> _EXTRAIT DU TEXTE_
● ● ● ● ● ● ●

Effets à l'échelle de l'expression des gènes
Cet avancement du début de maturation et l'accumulation d'anthocyanes plus précoce favorisant le potentiel colorant résultent de la stimulation de deux gènes spécifiques de la voie de biosynthèse des anthocyanes : la phénylalanine ammonia-lyase (PAL), première enzyme de la voie des composés phénoliques qui s'accumule dès le stade bouton floral (Figure 4) et la flavonol 3-O-glucosyltransferase (UFGT), responsable de la synthèse des anthocyanes qui s'accumulent à partir de la véraison (Figure 5).
Ainsi, en activant précocement l'expression de ces gènes, l'application du filtrat d'algues induit une coloration plus précoce sans modifier les caractéristiques technologiques de la vendange. Cela permet de faire coïncider plus facilement le maximum des anthocyanes avec celui du rapport sucre/acidité totale.
Ces résultats permettent d'approfondir la connaissance sur le mode de fonctionnement du filtrat d'algues (GoActiv) appliqué précocement en encadrement de la floraison. Ce filtrat ayant stimulé deux gènes spécifiques de la voie des composées phénoliques, la PAL et l'UFGT, cette stimulation a conduit à une synthèse des anthocyanes plus précoce. L'accumulation d'anthocyanes atteint son potentiel maximal plus rapidement, donc offre au viticulteur une meilleure adéquation entre maturité phénolique et maturité technologique.
Dans le but de mieux appréhender la réglementation et de donner le maximum de garanties aux utilisateurs, les laboratoires Goëmar au sein du groupe Arysta LifeScience continueront les investigations afin de mieux comprendre les mécanismes physiologiques mis en place après des applications de leur filtrat d'algues en encadrement de floraison.
*Laboratoires Goëmar/Arysta LifeScience. **ISVV-Université de Bordeaux, unité de recherche oenologie, Inra IPB.

● ● ● ● ● ● ●

Données de prédiction de boîtes englobantes:
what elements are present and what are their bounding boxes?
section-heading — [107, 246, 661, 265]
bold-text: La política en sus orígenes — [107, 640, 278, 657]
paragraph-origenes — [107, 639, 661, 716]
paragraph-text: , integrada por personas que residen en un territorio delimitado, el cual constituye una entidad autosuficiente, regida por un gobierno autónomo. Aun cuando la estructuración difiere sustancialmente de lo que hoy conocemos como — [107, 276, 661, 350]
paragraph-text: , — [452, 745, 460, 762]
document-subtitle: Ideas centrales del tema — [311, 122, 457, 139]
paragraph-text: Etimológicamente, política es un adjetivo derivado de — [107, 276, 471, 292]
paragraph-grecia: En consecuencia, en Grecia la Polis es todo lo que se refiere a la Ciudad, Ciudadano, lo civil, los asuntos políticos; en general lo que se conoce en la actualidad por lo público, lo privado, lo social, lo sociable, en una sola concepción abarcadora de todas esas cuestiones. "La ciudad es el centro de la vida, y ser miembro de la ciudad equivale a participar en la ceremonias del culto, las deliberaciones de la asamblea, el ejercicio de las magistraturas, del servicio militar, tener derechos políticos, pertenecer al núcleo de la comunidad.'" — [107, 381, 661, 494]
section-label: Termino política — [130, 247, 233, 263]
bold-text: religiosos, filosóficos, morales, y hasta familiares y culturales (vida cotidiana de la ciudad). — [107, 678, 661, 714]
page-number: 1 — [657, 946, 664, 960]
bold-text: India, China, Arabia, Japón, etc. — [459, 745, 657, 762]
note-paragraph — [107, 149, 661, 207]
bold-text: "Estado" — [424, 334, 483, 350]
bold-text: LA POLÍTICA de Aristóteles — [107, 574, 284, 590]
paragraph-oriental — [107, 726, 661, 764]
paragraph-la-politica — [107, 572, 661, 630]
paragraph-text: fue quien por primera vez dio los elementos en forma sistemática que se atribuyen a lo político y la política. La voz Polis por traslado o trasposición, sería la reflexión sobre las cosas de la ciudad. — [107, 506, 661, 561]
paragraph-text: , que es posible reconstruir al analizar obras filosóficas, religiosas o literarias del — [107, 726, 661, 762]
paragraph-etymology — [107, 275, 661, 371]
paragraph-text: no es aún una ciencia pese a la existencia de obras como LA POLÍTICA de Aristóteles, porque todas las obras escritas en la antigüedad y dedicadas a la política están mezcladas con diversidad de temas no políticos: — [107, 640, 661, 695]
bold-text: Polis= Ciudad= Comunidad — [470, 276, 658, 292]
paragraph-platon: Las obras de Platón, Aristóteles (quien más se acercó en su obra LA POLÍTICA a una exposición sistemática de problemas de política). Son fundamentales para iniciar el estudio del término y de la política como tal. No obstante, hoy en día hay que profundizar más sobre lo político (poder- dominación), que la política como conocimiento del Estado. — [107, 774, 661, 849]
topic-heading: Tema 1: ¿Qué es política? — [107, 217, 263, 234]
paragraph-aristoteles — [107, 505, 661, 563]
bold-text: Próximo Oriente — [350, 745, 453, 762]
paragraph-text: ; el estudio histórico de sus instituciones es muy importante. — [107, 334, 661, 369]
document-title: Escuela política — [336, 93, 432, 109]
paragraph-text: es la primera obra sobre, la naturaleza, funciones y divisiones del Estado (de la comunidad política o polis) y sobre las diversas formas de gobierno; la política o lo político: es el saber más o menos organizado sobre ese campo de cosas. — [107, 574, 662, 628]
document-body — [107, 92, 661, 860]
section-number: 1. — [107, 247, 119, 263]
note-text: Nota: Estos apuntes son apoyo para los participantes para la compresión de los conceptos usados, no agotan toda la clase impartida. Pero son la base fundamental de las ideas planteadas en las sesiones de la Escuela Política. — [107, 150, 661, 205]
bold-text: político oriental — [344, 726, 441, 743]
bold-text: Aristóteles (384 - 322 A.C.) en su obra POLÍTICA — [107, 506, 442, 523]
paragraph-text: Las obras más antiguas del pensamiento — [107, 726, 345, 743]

● ● ● ● ● ● ●

> _LISTE DES TÂCHES_
1. Réécrivez le passage du texte sur le filtrat d'algues qui s'ouvre sur les mots contenant « Ces résultats permettent » et se clôt sur « et maturité technologique. », en substituant « plus tôt » à « plus rapidement ».
2. Indiquez si chacune des affirmations suivantes concorde avec le texte sur le filtrat d'algues, en répondant par oui ou par non et en citant les mots du texte qui tranchent la question.
(a) La PAL s'accumule dès le stade bouton floral.
(b) L'application du filtrat d'algues modifie les caractéristiques technologiques de la vendange.
(c) Le filtrat d'algues est appliqué après la véraison.
3. D'après le texte sur le filtrat d'algues, quelle enzyme est responsable de la synthèse des anthocyanes ?
Les enregistrements n'ont aucun rapport avec le texte sur le filtrat d'algues.

> _RÉPONSES AUX TÂCHES_
1.
Ces résultats permettent d'approfondir la connaissance sur le mode de fonctionnement du filtrat d'algues (GoActiv) appliqué précocement en encadrement de la floraison. Ce filtrat ayant stimulé deux gènes spécifiques de la voie des composées phénoliques, la PAL et l'UFGT, cette stimulation a conduit à une synthèse des anthocyanes plus précoce. L'accumulation d'anthocyanes atteint son potentiel maximal plus tôt, donc offre au viticulteur une meilleure adéquation entre maturité phénolique et maturité technologique.

2.
(a) Oui : « qui s'accumule dès le stade bouton floral ».
(b) Non : « sans modifier les caractéristiques technologiques de la vendange ».
(c) Non : « appliqué précocement en encadrement de la floraison ».

3. La flavonol 3-O-glucosyltransferase (UFGT).